-- BEGIN Data entries --

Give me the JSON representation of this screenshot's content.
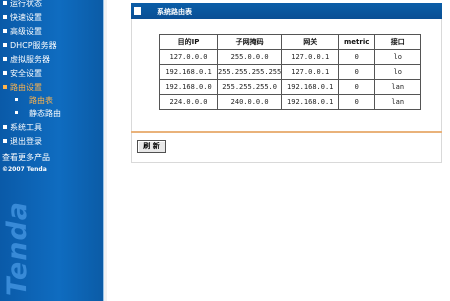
{
  "sidebar": {
    "watermark": "Tenda",
    "items": [
      {
        "label": "运行状态"
      },
      {
        "label": "快速设置"
      },
      {
        "label": "高级设置"
      },
      {
        "label": "DHCP服务器"
      },
      {
        "label": "虚拟服务器"
      },
      {
        "label": "安全设置"
      },
      {
        "label": "路由设置"
      }
    ],
    "sub_items": [
      {
        "label": "路由表"
      },
      {
        "label": "静态路由"
      }
    ],
    "items_after": [
      {
        "label": "系统工具"
      },
      {
        "label": "退出登录"
      }
    ],
    "more_link": "查看更多产品",
    "copyright": "©2007 Tenda"
  },
  "main": {
    "title": "系统路由表",
    "table": {
      "headers": [
        "目的IP",
        "子网掩码",
        "网关",
        "metric",
        "接口"
      ],
      "rows": [
        [
          "127.0.0.0",
          "255.0.0.0",
          "127.0.0.1",
          "0",
          "lo"
        ],
        [
          "192.168.0.1",
          "255.255.255.255",
          "127.0.0.1",
          "0",
          "lo"
        ],
        [
          "192.168.0.0",
          "255.255.255.0",
          "192.168.0.1",
          "0",
          "lan"
        ],
        [
          "224.0.0.0",
          "240.0.0.0",
          "192.168.0.1",
          "0",
          "lan"
        ]
      ]
    },
    "refresh_label": "刷 新"
  },
  "colors": {
    "sidebar_blue": "#0f6cc0",
    "title_bar_blue": "#0a4f94",
    "active_orange": "#ffb44c",
    "rule_orange": "#e9b27a"
  }
}
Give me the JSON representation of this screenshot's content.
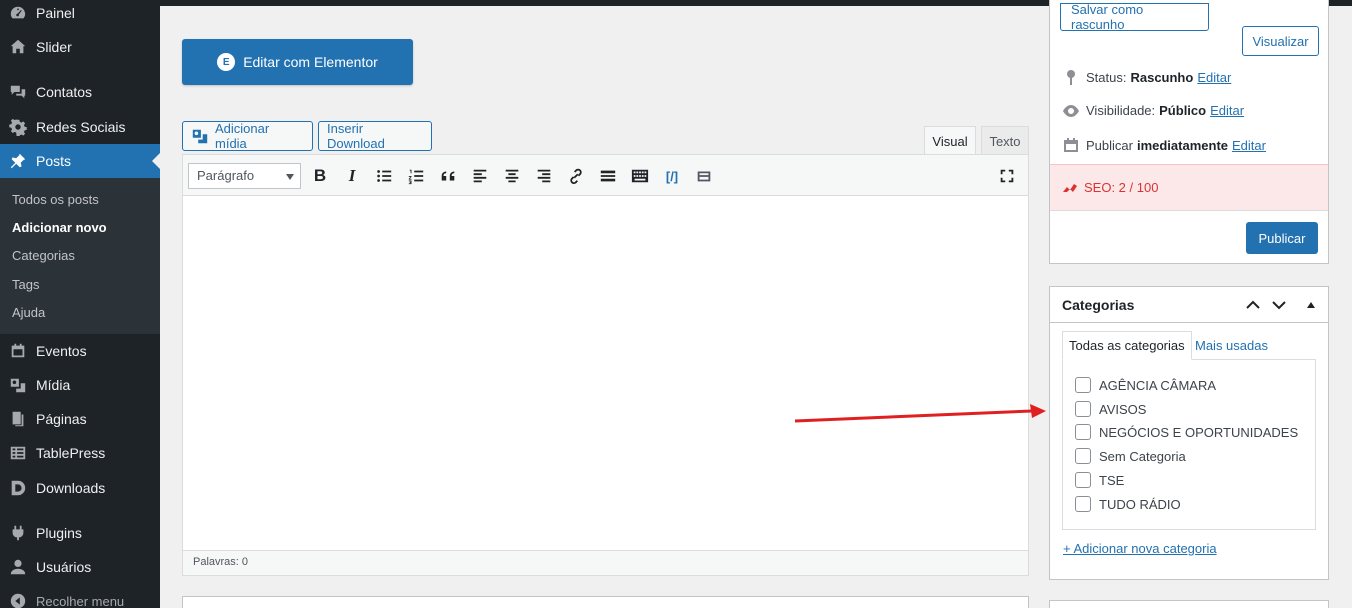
{
  "sidebar": {
    "items": [
      {
        "label": "Painel",
        "icon": "dashboard-icon"
      },
      {
        "label": "Slider",
        "icon": "home-icon"
      },
      {
        "label": "Contatos",
        "icon": "comments-icon"
      },
      {
        "label": "Redes Sociais",
        "icon": "gear-icon"
      },
      {
        "label": "Posts",
        "icon": "pin-icon"
      },
      {
        "label": "Eventos",
        "icon": "calendar-icon"
      },
      {
        "label": "Mídia",
        "icon": "media-icon"
      },
      {
        "label": "Páginas",
        "icon": "pages-icon"
      },
      {
        "label": "TablePress",
        "icon": "table-icon"
      },
      {
        "label": "Downloads",
        "icon": "download-d-icon"
      },
      {
        "label": "Plugins",
        "icon": "plugin-icon"
      },
      {
        "label": "Usuários",
        "icon": "user-icon"
      },
      {
        "label": "Recolher menu",
        "icon": "collapse-icon"
      }
    ],
    "submenu": [
      "Todos os posts",
      "Adicionar novo",
      "Categorias",
      "Tags",
      "Ajuda"
    ]
  },
  "editor": {
    "elementor_label": "Editar com Elementor",
    "add_media_label": "Adicionar mídia",
    "insert_download_label": "Inserir Download",
    "tabs": [
      "Visual",
      "Texto"
    ],
    "format_select": "Parágrafo",
    "word_count": "Palavras: 0"
  },
  "publish": {
    "save_draft": "Salvar como rascunho",
    "preview": "Visualizar",
    "status_label": "Status:",
    "status_value": "Rascunho",
    "visibility_label": "Visibilidade:",
    "visibility_value": "Público",
    "publish_label": "Publicar",
    "publish_value": "imediatamente",
    "edit": "Editar",
    "seo": "SEO: 2 / 100",
    "publish_button": "Publicar"
  },
  "categories": {
    "title": "Categorias",
    "tab_all": "Todas as categorias",
    "tab_most_used": "Mais usadas",
    "items": [
      "AGÊNCIA CÂMARA",
      "AVISOS",
      "NEGÓCIOS E OPORTUNIDADES",
      "Sem Categoria",
      "TSE",
      "TUDO RÁDIO"
    ],
    "add_new": "+ Adicionar nova categoria"
  },
  "colors": {
    "accent": "#2271b1",
    "sidebar": "#1d2327",
    "seo_error": "#dc3232",
    "annotation_arrow": "#e02020"
  }
}
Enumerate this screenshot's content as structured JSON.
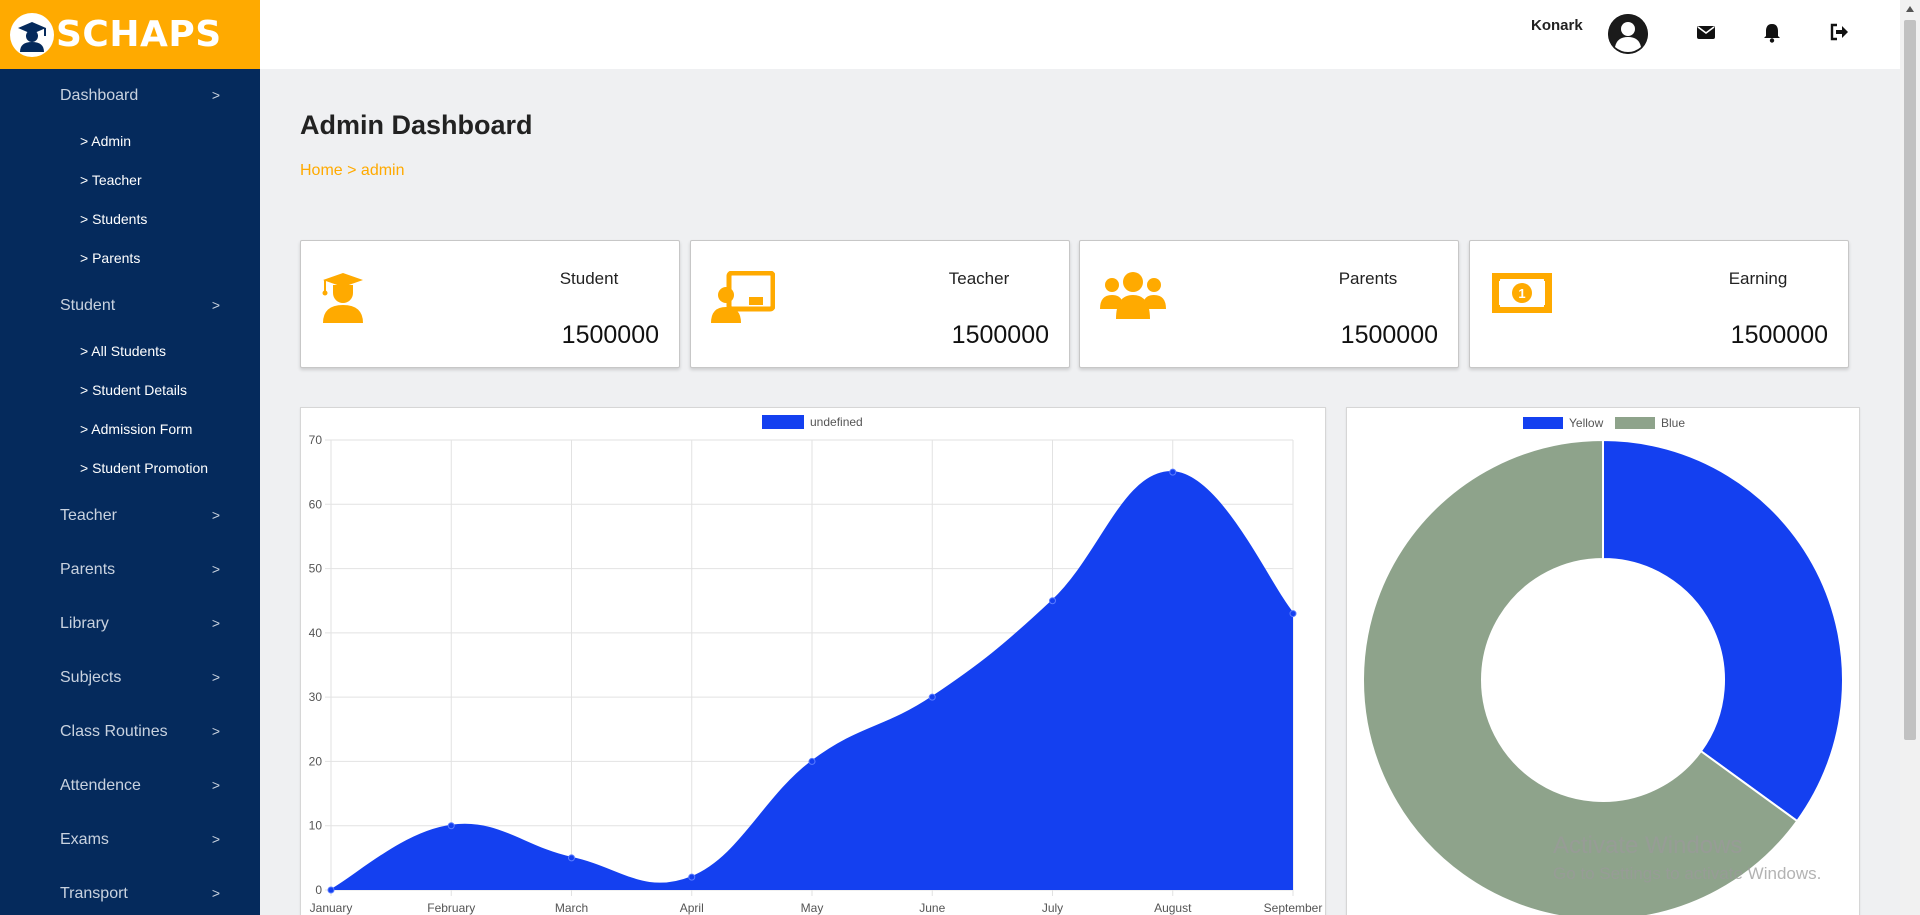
{
  "brand": {
    "name": "SCHAPS",
    "color": "#ffaa00",
    "icon": "graduate-icon"
  },
  "sidebar": {
    "bg": "#052a5c",
    "sections": [
      {
        "label": "Dashboard",
        "arrow": ">",
        "children": [
          "> Admin",
          "> Teacher",
          "> Students",
          "> Parents"
        ]
      },
      {
        "label": "Student",
        "arrow": ">",
        "children": [
          "> All Students",
          "> Student Details",
          "> Admission Form",
          "> Student Promotion"
        ]
      },
      {
        "label": "Teacher",
        "arrow": ">",
        "children": []
      },
      {
        "label": "Parents",
        "arrow": ">",
        "children": []
      },
      {
        "label": "Library",
        "arrow": ">",
        "children": []
      },
      {
        "label": "Subjects",
        "arrow": ">",
        "children": []
      },
      {
        "label": "Class Routines",
        "arrow": ">",
        "children": []
      },
      {
        "label": "Attendence",
        "arrow": ">",
        "children": []
      },
      {
        "label": "Exams",
        "arrow": ">",
        "children": []
      },
      {
        "label": "Transport",
        "arrow": ">",
        "children": []
      }
    ]
  },
  "topbar": {
    "user_name": "Konark",
    "icons": [
      "user-avatar-icon",
      "mail-icon",
      "bell-icon",
      "logout-icon"
    ]
  },
  "page": {
    "title": "Admin Dashboard",
    "breadcrumb": "Home > admin"
  },
  "stats": [
    {
      "label": "Student",
      "value": "1500000",
      "icon": "graduate-icon"
    },
    {
      "label": "Teacher",
      "value": "1500000",
      "icon": "teacher-board-icon"
    },
    {
      "label": "Parents",
      "value": "1500000",
      "icon": "users-group-icon"
    },
    {
      "label": "Earning",
      "value": "1500000",
      "icon": "money-bill-icon"
    }
  ],
  "chart_data": [
    {
      "type": "area",
      "categories": [
        "January",
        "February",
        "March",
        "April",
        "May",
        "June",
        "July",
        "August",
        "September"
      ],
      "series": [
        {
          "name": "undefined",
          "values": [
            0,
            10,
            5,
            2,
            20,
            30,
            45,
            65,
            43
          ],
          "color": "#1440f0"
        }
      ],
      "ylim": [
        0,
        70
      ],
      "yticks": [
        0,
        10,
        20,
        30,
        40,
        50,
        60,
        70
      ],
      "grid": true,
      "legend": "top-center"
    },
    {
      "type": "pie",
      "donut": true,
      "labels": [
        "Yellow",
        "Blue"
      ],
      "values": [
        35,
        65
      ],
      "colors": [
        "#1440f0",
        "#8ea38b"
      ],
      "legend": "top-center"
    }
  ],
  "watermark": {
    "line1": "Activate Windows",
    "line2": "Go to Settings to activate Windows."
  }
}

-- END Data entries --

Your task: Print all entries exactly. The images do not belong in the copy.

Response:
Give me the JSON representation of this screenshot's content.
{
  "sidebar": {
    "watermark": "Tenda",
    "items": [
      {
        "label": "运行状态"
      },
      {
        "label": "快速设置"
      },
      {
        "label": "高级设置"
      },
      {
        "label": "DHCP服务器"
      },
      {
        "label": "虚拟服务器"
      },
      {
        "label": "安全设置"
      },
      {
        "label": "路由设置"
      }
    ],
    "sub_items": [
      {
        "label": "路由表"
      },
      {
        "label": "静态路由"
      }
    ],
    "items_after": [
      {
        "label": "系统工具"
      },
      {
        "label": "退出登录"
      }
    ],
    "more_link": "查看更多产品",
    "copyright": "©2007 Tenda"
  },
  "main": {
    "title": "系统路由表",
    "table": {
      "headers": [
        "目的IP",
        "子网掩码",
        "网关",
        "metric",
        "接口"
      ],
      "rows": [
        [
          "127.0.0.0",
          "255.0.0.0",
          "127.0.0.1",
          "0",
          "lo"
        ],
        [
          "192.168.0.1",
          "255.255.255.255",
          "127.0.0.1",
          "0",
          "lo"
        ],
        [
          "192.168.0.0",
          "255.255.255.0",
          "192.168.0.1",
          "0",
          "lan"
        ],
        [
          "224.0.0.0",
          "240.0.0.0",
          "192.168.0.1",
          "0",
          "lan"
        ]
      ]
    },
    "refresh_label": "刷 新"
  },
  "colors": {
    "sidebar_blue": "#0f6cc0",
    "title_bar_blue": "#0a4f94",
    "active_orange": "#ffb44c",
    "rule_orange": "#e9b27a"
  }
}
Give me the JSON representation of this screenshot's content.
{
  "sidebar": {
    "items": [
      {
        "label": "Painel",
        "icon": "dashboard-icon"
      },
      {
        "label": "Slider",
        "icon": "home-icon"
      },
      {
        "label": "Contatos",
        "icon": "comments-icon"
      },
      {
        "label": "Redes Sociais",
        "icon": "gear-icon"
      },
      {
        "label": "Posts",
        "icon": "pin-icon"
      },
      {
        "label": "Eventos",
        "icon": "calendar-icon"
      },
      {
        "label": "Mídia",
        "icon": "media-icon"
      },
      {
        "label": "Páginas",
        "icon": "pages-icon"
      },
      {
        "label": "TablePress",
        "icon": "table-icon"
      },
      {
        "label": "Downloads",
        "icon": "download-d-icon"
      },
      {
        "label": "Plugins",
        "icon": "plugin-icon"
      },
      {
        "label": "Usuários",
        "icon": "user-icon"
      },
      {
        "label": "Recolher menu",
        "icon": "collapse-icon"
      }
    ],
    "submenu": [
      "Todos os posts",
      "Adicionar novo",
      "Categorias",
      "Tags",
      "Ajuda"
    ]
  },
  "editor": {
    "elementor_label": "Editar com Elementor",
    "add_media_label": "Adicionar mídia",
    "insert_download_label": "Inserir Download",
    "tabs": [
      "Visual",
      "Texto"
    ],
    "format_select": "Parágrafo",
    "word_count": "Palavras: 0"
  },
  "publish": {
    "save_draft": "Salvar como rascunho",
    "preview": "Visualizar",
    "status_label": "Status:",
    "status_value": "Rascunho",
    "visibility_label": "Visibilidade:",
    "visibility_value": "Público",
    "publish_label": "Publicar",
    "publish_value": "imediatamente",
    "edit": "Editar",
    "seo": "SEO: 2 / 100",
    "publish_button": "Publicar"
  },
  "categories": {
    "title": "Categorias",
    "tab_all": "Todas as categorias",
    "tab_most_used": "Mais usadas",
    "items": [
      "AGÊNCIA CÂMARA",
      "AVISOS",
      "NEGÓCIOS E OPORTUNIDADES",
      "Sem Categoria",
      "TSE",
      "TUDO RÁDIO"
    ],
    "add_new": "+ Adicionar nova categoria"
  },
  "colors": {
    "accent": "#2271b1",
    "sidebar": "#1d2327",
    "seo_error": "#dc3232",
    "annotation_arrow": "#e02020"
  }
}
Enumerate this screenshot's content as structured JSON.
{
  "brand": {
    "name": "SCHAPS",
    "color": "#ffaa00",
    "icon": "graduate-icon"
  },
  "sidebar": {
    "bg": "#052a5c",
    "sections": [
      {
        "label": "Dashboard",
        "arrow": ">",
        "children": [
          "> Admin",
          "> Teacher",
          "> Students",
          "> Parents"
        ]
      },
      {
        "label": "Student",
        "arrow": ">",
        "children": [
          "> All Students",
          "> Student Details",
          "> Admission Form",
          "> Student Promotion"
        ]
      },
      {
        "label": "Teacher",
        "arrow": ">",
        "children": []
      },
      {
        "label": "Parents",
        "arrow": ">",
        "children": []
      },
      {
        "label": "Library",
        "arrow": ">",
        "children": []
      },
      {
        "label": "Subjects",
        "arrow": ">",
        "children": []
      },
      {
        "label": "Class Routines",
        "arrow": ">",
        "children": []
      },
      {
        "label": "Attendence",
        "arrow": ">",
        "children": []
      },
      {
        "label": "Exams",
        "arrow": ">",
        "children": []
      },
      {
        "label": "Transport",
        "arrow": ">",
        "children": []
      }
    ]
  },
  "topbar": {
    "user_name": "Konark",
    "icons": [
      "user-avatar-icon",
      "mail-icon",
      "bell-icon",
      "logout-icon"
    ]
  },
  "page": {
    "title": "Admin Dashboard",
    "breadcrumb": "Home > admin"
  },
  "stats": [
    {
      "label": "Student",
      "value": "1500000",
      "icon": "graduate-icon"
    },
    {
      "label": "Teacher",
      "value": "1500000",
      "icon": "teacher-board-icon"
    },
    {
      "label": "Parents",
      "value": "1500000",
      "icon": "users-group-icon"
    },
    {
      "label": "Earning",
      "value": "1500000",
      "icon": "money-bill-icon"
    }
  ],
  "chart_data": [
    {
      "type": "area",
      "categories": [
        "January",
        "February",
        "March",
        "April",
        "May",
        "June",
        "July",
        "August",
        "September"
      ],
      "series": [
        {
          "name": "undefined",
          "values": [
            0,
            10,
            5,
            2,
            20,
            30,
            45,
            65,
            43
          ],
          "color": "#1440f0"
        }
      ],
      "ylim": [
        0,
        70
      ],
      "yticks": [
        0,
        10,
        20,
        30,
        40,
        50,
        60,
        70
      ],
      "grid": true,
      "legend": "top-center"
    },
    {
      "type": "pie",
      "donut": true,
      "labels": [
        "Yellow",
        "Blue"
      ],
      "values": [
        35,
        65
      ],
      "colors": [
        "#1440f0",
        "#8ea38b"
      ],
      "legend": "top-center"
    }
  ],
  "watermark": {
    "line1": "Activate Windows",
    "line2": "Go to Settings to activate Windows."
  }
}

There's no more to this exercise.